(Dataset entries)
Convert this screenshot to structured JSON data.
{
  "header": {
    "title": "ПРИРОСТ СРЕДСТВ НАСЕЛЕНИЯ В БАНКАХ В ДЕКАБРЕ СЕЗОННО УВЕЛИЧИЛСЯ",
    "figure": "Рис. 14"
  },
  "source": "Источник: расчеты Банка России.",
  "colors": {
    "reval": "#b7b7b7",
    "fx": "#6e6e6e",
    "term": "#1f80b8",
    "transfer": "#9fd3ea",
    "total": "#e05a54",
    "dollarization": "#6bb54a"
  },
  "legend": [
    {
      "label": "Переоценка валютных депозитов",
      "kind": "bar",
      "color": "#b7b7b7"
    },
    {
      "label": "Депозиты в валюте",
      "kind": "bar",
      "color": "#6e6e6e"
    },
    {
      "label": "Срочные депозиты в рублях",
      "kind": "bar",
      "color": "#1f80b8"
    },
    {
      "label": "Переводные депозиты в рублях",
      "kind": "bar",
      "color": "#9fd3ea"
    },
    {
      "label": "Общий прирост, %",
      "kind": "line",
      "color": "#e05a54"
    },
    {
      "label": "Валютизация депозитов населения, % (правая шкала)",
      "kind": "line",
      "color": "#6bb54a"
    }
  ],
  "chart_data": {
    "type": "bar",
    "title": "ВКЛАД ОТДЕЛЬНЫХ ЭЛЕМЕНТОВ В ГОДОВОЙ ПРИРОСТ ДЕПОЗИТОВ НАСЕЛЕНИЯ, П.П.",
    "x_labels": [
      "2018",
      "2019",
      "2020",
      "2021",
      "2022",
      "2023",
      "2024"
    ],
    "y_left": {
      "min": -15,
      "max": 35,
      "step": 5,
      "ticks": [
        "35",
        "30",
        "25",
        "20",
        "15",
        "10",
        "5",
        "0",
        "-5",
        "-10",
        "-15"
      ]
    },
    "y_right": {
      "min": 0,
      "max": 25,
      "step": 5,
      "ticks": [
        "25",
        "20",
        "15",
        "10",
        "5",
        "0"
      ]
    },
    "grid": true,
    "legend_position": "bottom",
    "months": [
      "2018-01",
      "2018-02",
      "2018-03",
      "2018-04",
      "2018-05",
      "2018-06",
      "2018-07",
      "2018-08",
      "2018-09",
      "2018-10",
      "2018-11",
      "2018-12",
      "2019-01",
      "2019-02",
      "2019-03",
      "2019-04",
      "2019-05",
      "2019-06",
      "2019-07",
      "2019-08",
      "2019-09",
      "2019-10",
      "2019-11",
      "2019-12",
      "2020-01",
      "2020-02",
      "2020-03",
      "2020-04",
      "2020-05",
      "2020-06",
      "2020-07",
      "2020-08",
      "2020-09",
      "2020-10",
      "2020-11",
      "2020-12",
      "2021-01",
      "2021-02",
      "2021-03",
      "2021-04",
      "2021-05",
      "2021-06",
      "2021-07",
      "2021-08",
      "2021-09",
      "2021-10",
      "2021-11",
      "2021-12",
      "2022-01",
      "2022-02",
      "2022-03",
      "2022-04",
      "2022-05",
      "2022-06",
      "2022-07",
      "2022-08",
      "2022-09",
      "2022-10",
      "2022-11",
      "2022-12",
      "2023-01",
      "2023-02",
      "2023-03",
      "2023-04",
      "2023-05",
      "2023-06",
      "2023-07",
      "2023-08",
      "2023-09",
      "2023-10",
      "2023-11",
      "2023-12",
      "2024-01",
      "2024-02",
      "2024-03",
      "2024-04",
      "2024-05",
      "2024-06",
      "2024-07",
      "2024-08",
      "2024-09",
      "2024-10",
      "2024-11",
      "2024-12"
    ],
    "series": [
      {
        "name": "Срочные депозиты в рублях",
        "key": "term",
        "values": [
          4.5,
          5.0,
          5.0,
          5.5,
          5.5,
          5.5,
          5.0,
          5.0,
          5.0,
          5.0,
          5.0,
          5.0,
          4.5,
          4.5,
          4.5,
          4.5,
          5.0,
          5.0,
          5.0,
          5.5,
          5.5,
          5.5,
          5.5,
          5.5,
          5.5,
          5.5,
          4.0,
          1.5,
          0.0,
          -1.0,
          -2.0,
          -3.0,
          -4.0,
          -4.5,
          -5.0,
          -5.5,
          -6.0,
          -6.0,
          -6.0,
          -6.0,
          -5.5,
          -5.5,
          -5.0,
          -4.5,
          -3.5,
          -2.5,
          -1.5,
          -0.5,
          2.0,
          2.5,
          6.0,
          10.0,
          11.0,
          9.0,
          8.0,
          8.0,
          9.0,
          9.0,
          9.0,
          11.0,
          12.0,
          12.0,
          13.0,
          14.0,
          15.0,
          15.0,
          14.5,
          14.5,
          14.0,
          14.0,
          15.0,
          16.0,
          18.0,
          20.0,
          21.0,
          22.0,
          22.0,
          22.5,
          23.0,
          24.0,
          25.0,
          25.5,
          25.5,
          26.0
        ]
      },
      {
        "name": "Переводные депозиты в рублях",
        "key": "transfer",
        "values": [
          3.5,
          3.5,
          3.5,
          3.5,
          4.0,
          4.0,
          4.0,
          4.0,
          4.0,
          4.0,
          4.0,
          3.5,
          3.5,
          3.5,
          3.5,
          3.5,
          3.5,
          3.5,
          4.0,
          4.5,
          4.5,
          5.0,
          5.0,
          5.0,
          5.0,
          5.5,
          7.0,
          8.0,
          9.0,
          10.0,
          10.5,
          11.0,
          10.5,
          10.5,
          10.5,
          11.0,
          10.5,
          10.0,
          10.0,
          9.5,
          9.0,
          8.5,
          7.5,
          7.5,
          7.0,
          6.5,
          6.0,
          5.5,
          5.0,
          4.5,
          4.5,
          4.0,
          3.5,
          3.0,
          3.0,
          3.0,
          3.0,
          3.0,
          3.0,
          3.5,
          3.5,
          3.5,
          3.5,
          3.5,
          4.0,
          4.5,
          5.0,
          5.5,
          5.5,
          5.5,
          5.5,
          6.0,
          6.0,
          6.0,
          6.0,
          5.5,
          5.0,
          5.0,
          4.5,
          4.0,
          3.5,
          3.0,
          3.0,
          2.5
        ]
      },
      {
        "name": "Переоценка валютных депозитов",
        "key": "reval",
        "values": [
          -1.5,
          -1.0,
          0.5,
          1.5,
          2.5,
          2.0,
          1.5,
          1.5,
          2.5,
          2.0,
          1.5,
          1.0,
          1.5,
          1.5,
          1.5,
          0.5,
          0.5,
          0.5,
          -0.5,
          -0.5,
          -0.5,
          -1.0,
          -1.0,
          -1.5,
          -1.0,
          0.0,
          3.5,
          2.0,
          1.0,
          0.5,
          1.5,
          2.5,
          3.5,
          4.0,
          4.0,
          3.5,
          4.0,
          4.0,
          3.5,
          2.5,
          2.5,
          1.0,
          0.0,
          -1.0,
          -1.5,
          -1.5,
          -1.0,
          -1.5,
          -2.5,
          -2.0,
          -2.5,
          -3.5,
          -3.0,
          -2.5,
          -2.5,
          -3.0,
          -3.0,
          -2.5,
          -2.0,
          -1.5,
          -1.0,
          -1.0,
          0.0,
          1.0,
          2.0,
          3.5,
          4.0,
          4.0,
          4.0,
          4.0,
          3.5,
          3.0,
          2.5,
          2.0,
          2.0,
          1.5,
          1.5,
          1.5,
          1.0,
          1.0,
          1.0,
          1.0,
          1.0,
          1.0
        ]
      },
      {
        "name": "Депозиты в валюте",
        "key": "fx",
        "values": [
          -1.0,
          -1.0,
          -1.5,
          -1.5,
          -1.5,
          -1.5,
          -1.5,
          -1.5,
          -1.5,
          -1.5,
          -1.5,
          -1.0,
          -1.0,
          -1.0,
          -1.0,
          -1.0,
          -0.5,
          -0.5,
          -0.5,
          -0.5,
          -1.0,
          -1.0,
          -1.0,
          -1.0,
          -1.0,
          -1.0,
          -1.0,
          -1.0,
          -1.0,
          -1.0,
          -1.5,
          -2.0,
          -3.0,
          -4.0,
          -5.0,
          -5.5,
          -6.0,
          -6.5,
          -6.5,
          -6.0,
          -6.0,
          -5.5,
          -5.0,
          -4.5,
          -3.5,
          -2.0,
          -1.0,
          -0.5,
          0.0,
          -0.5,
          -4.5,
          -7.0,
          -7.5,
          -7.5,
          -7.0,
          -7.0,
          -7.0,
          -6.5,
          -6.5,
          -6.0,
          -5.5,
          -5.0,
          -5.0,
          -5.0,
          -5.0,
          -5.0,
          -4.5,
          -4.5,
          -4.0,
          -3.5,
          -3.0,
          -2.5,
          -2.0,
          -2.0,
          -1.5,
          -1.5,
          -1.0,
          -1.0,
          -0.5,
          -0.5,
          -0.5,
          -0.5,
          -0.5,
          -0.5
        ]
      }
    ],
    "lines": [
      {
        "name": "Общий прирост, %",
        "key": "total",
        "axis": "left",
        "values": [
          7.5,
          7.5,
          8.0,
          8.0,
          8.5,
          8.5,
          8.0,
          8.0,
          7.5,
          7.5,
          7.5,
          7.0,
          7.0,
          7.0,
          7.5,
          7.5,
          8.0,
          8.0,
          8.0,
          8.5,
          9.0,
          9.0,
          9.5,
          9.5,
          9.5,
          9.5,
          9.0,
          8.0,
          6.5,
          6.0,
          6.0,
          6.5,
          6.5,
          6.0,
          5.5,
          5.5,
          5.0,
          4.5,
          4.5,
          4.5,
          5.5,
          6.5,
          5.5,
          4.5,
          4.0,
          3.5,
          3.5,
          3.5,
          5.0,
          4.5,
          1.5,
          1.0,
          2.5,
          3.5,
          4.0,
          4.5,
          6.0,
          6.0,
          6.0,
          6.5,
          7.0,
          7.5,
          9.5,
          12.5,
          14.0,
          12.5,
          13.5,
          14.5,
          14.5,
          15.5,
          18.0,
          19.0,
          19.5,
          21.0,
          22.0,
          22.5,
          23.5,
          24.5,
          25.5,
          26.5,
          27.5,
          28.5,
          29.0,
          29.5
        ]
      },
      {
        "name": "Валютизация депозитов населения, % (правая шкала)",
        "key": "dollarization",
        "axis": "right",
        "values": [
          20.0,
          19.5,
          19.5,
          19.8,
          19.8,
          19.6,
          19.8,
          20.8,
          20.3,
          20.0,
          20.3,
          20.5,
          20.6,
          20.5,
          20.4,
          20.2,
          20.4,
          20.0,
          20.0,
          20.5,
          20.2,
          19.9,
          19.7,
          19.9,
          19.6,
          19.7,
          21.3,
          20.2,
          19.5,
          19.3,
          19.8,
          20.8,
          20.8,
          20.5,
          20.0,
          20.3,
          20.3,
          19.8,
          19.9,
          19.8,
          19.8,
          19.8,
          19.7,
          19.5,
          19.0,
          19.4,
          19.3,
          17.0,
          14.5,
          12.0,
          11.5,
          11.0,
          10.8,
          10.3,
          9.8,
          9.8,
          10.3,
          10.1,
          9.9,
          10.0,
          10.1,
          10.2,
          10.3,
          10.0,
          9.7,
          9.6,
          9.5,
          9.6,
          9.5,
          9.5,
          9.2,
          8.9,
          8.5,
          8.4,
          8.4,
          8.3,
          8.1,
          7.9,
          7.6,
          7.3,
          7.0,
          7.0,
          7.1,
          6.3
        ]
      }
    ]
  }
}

- _What to do_
Find every line in the listing that holds the string "Срочные", then say how many there are as a bare number.

- _Response below_
2